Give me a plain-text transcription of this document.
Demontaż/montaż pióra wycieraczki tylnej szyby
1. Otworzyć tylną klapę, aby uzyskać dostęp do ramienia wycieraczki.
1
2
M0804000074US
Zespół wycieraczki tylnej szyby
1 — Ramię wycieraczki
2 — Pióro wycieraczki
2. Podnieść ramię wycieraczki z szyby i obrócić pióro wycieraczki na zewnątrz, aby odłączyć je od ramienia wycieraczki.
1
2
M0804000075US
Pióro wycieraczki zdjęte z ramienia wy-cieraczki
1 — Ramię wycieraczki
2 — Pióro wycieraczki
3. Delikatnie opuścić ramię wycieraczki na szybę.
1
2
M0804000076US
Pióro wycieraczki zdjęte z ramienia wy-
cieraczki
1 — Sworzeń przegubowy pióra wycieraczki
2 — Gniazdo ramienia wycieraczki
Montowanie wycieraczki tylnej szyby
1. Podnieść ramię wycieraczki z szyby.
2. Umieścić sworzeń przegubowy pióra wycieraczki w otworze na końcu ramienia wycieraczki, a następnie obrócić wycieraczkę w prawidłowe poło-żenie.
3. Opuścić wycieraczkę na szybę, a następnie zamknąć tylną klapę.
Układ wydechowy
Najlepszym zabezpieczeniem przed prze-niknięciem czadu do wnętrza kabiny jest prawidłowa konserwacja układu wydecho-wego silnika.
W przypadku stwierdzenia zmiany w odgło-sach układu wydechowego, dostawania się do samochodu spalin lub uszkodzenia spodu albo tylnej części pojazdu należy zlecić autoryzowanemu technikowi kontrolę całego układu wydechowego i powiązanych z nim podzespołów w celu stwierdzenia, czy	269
--
» **DO THIS**
Please repeat the material above, word for word and in full.

» **SOLUTION FOR THIS PROBLEM**
Give me a plain-text transcription of this document.
Demontaż/montaż pióra wycieraczki tylnej szyby
1. Otworzyć tylną klapę, aby uzyskać dostęp do ramienia wycieraczki.
1
2
M0804000074US
Zespół wycieraczki tylnej szyby
1 — Ramię wycieraczki
2 — Pióro wycieraczki
2. Podnieść ramię wycieraczki z szyby i obrócić pióro wycieraczki na zewnątrz, aby odłączyć je od ramienia wycieraczki.
1
2
M0804000075US
Pióro wycieraczki zdjęte z ramienia wy-cieraczki
1 — Ramię wycieraczki
2 — Pióro wycieraczki
3. Delikatnie opuścić ramię wycieraczki na szybę.
1
2
M0804000076US
Pióro wycieraczki zdjęte z ramienia wy-
cieraczki
1 — Sworzeń przegubowy pióra wycieraczki
2 — Gniazdo ramienia wycieraczki
Montowanie wycieraczki tylnej szyby
1. Podnieść ramię wycieraczki z szyby.
2. Umieścić sworzeń przegubowy pióra wycieraczki w otworze na końcu ramienia wycieraczki, a następnie obrócić wycieraczkę w prawidłowe poło-żenie.
3. Opuścić wycieraczkę na szybę, a następnie zamknąć tylną klapę.
Układ wydechowy
Najlepszym zabezpieczeniem przed prze-niknięciem czadu do wnętrza kabiny jest prawidłowa konserwacja układu wydecho-wego silnika.
W przypadku stwierdzenia zmiany w odgło-sach układu wydechowego, dostawania się do samochodu spalin lub uszkodzenia spodu albo tylnej części pojazdu należy zlecić autoryzowanemu technikowi kontrolę całego układu wydechowego i powiązanych z nim podzespołów w celu stwierdzenia, czy	269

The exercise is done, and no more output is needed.